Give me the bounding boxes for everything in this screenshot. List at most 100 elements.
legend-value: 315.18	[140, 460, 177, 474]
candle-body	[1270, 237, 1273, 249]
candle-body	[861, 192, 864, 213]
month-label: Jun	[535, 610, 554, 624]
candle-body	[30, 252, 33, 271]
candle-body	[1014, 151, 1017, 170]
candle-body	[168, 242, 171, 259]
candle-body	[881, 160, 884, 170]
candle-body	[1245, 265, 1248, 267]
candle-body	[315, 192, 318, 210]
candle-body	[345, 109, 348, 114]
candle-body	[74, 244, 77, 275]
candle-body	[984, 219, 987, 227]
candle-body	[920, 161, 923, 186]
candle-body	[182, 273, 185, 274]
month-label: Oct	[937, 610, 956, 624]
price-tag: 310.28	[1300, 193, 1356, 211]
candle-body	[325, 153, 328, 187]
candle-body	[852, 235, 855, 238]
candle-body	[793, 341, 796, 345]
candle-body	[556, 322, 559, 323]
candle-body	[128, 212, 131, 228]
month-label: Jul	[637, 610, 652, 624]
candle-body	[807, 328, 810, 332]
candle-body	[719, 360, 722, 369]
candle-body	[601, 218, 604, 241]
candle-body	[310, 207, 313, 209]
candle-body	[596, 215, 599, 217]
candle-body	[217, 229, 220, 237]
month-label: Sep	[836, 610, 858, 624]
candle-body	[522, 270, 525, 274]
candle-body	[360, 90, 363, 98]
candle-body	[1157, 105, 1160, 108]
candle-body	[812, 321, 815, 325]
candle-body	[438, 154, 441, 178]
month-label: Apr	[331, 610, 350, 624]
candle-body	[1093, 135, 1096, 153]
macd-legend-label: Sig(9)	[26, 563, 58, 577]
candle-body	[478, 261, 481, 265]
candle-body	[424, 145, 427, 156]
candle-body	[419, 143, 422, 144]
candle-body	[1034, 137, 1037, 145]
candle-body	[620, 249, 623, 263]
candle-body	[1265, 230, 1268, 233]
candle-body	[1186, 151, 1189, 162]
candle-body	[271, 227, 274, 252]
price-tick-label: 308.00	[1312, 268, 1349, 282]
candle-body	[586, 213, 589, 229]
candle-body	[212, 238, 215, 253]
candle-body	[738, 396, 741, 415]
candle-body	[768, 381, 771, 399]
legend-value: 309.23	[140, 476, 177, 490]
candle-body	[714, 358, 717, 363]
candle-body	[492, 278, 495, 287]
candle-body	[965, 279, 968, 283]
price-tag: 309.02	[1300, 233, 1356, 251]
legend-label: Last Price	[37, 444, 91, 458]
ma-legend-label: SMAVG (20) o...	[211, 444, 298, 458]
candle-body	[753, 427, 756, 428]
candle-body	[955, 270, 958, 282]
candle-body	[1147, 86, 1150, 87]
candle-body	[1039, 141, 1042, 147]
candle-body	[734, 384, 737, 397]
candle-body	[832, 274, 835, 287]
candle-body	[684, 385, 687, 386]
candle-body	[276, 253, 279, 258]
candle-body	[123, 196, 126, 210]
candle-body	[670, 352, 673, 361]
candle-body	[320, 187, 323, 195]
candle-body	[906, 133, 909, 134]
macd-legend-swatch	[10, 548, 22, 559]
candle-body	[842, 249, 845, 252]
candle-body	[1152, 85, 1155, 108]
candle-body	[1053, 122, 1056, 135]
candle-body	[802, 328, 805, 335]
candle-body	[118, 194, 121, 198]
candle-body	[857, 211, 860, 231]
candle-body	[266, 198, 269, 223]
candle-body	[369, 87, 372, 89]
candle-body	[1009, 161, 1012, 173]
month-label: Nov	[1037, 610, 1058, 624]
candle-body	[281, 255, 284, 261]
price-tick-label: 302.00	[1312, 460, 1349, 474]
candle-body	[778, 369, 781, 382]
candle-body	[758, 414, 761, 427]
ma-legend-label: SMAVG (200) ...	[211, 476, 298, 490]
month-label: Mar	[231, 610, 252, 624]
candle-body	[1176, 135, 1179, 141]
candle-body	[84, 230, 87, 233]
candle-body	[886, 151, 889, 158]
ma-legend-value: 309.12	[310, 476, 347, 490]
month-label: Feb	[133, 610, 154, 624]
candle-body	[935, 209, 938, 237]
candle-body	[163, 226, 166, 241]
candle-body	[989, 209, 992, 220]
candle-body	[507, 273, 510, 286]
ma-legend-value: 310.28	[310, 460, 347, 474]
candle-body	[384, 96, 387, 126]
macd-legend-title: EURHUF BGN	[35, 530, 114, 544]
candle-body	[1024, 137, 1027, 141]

__________________________________________________

*Challenge*.
Output every line of the material above word for word, in its original order, without changing or omitting anything.

*Written answer*.
Give me the bounding boxes for everything in this screenshot. List at most 100 elements.
legend-value: 315.18	[140, 460, 177, 474]
candle-body	[1270, 237, 1273, 249]
candle-body	[861, 192, 864, 213]
month-label: Jun	[535, 610, 554, 624]
candle-body	[30, 252, 33, 271]
candle-body	[1014, 151, 1017, 170]
candle-body	[168, 242, 171, 259]
candle-body	[881, 160, 884, 170]
candle-body	[1245, 265, 1248, 267]
candle-body	[315, 192, 318, 210]
candle-body	[345, 109, 348, 114]
candle-body	[74, 244, 77, 275]
candle-body	[984, 219, 987, 227]
candle-body	[920, 161, 923, 186]
candle-body	[182, 273, 185, 274]
month-label: Oct	[937, 610, 956, 624]
price-tag: 310.28	[1300, 193, 1356, 211]
candle-body	[325, 153, 328, 187]
candle-body	[852, 235, 855, 238]
candle-body	[793, 341, 796, 345]
candle-body	[556, 322, 559, 323]
candle-body	[128, 212, 131, 228]
month-label: Jul	[637, 610, 652, 624]
candle-body	[807, 328, 810, 332]
candle-body	[719, 360, 722, 369]
candle-body	[601, 218, 604, 241]
candle-body	[310, 207, 313, 209]
candle-body	[596, 215, 599, 217]
candle-body	[217, 229, 220, 237]
month-label: Sep	[836, 610, 858, 624]
candle-body	[522, 270, 525, 274]
candle-body	[360, 90, 363, 98]
candle-body	[1157, 105, 1160, 108]
candle-body	[812, 321, 815, 325]
candle-body	[438, 154, 441, 178]
month-label: Apr	[331, 610, 350, 624]
candle-body	[1093, 135, 1096, 153]
macd-legend-label: Sig(9)	[26, 563, 58, 577]
candle-body	[478, 261, 481, 265]
candle-body	[424, 145, 427, 156]
candle-body	[419, 143, 422, 144]
candle-body	[1034, 137, 1037, 145]
candle-body	[620, 249, 623, 263]
candle-body	[1265, 230, 1268, 233]
candle-body	[1186, 151, 1189, 162]
candle-body	[271, 227, 274, 252]
price-tick-label: 308.00	[1312, 268, 1349, 282]
candle-body	[586, 213, 589, 229]
candle-body	[212, 238, 215, 253]
candle-body	[738, 396, 741, 415]
candle-body	[768, 381, 771, 399]
legend-value: 309.23	[140, 476, 177, 490]
candle-body	[714, 358, 717, 363]
candle-body	[492, 278, 495, 287]
candle-body	[965, 279, 968, 283]
price-tag: 309.02	[1300, 233, 1356, 251]
legend-label: Last Price	[37, 444, 91, 458]
ma-legend-label: SMAVG (20) o...	[211, 444, 298, 458]
candle-body	[753, 427, 756, 428]
candle-body	[955, 270, 958, 282]
candle-body	[1147, 86, 1150, 87]
candle-body	[1039, 141, 1042, 147]
candle-body	[734, 384, 737, 397]
candle-body	[832, 274, 835, 287]
candle-body	[684, 385, 687, 386]
candle-body	[276, 253, 279, 258]
candle-body	[123, 196, 126, 210]
candle-body	[670, 352, 673, 361]
candle-body	[320, 187, 323, 195]
candle-body	[906, 133, 909, 134]
macd-legend-swatch	[10, 548, 22, 559]
candle-body	[842, 249, 845, 252]
candle-body	[1152, 85, 1155, 108]
candle-body	[1053, 122, 1056, 135]
candle-body	[802, 328, 805, 335]
candle-body	[118, 194, 121, 198]
candle-body	[857, 211, 860, 231]
candle-body	[266, 198, 269, 223]
candle-body	[369, 87, 372, 89]
candle-body	[1009, 161, 1012, 173]
month-label: Nov	[1037, 610, 1058, 624]
candle-body	[281, 255, 284, 261]
price-tick-label: 302.00	[1312, 460, 1349, 474]
candle-body	[778, 369, 781, 382]
candle-body	[758, 414, 761, 427]
ma-legend-label: SMAVG (200) ...	[211, 476, 298, 490]
month-label: Mar	[231, 610, 252, 624]
candle-body	[1176, 135, 1179, 141]
candle-body	[84, 230, 87, 233]
candle-body	[886, 151, 889, 158]
ma-legend-value: 309.12	[310, 476, 347, 490]
month-label: Feb	[133, 610, 154, 624]
candle-body	[935, 209, 938, 237]
candle-body	[163, 226, 166, 241]
candle-body	[989, 209, 992, 220]
candle-body	[507, 273, 510, 286]
ma-legend-value: 310.28	[310, 460, 347, 474]
candle-body	[384, 96, 387, 126]
macd-legend-title: EURHUF BGN	[35, 530, 114, 544]
candle-body	[1024, 137, 1027, 141]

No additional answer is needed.